Extract the full set of records that follows, word for word.
start Record set
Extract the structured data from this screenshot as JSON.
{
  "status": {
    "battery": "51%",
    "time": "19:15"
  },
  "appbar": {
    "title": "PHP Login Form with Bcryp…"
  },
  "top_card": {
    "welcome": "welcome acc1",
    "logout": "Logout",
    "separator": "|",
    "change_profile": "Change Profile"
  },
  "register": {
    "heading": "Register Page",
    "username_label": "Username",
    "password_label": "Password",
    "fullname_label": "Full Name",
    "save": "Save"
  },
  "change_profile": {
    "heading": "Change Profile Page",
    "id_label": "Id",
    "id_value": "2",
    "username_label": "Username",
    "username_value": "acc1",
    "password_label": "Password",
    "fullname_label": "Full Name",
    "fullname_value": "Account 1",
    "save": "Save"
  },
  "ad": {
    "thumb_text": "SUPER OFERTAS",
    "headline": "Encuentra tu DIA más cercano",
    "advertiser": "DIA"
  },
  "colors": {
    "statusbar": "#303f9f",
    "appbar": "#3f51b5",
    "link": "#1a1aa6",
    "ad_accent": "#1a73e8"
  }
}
end Record set
*Answer to this problem:*
Extract the structured data from this screenshot as JSON.
{
  "status": {
    "battery": "51%",
    "time": "19:15"
  },
  "appbar": {
    "title": "PHP Login Form with Bcryp…"
  },
  "top_card": {
    "welcome": "welcome acc1",
    "logout": "Logout",
    "separator": "|",
    "change_profile": "Change Profile"
  },
  "register": {
    "heading": "Register Page",
    "username_label": "Username",
    "password_label": "Password",
    "fullname_label": "Full Name",
    "save": "Save"
  },
  "change_profile": {
    "heading": "Change Profile Page",
    "id_label": "Id",
    "id_value": "2",
    "username_label": "Username",
    "username_value": "acc1",
    "password_label": "Password",
    "fullname_label": "Full Name",
    "fullname_value": "Account 1",
    "save": "Save"
  },
  "ad": {
    "thumb_text": "SUPER OFERTAS",
    "headline": "Encuentra tu DIA más cercano",
    "advertiser": "DIA"
  },
  "colors": {
    "statusbar": "#303f9f",
    "appbar": "#3f51b5",
    "link": "#1a1aa6",
    "ad_accent": "#1a73e8"
  }
}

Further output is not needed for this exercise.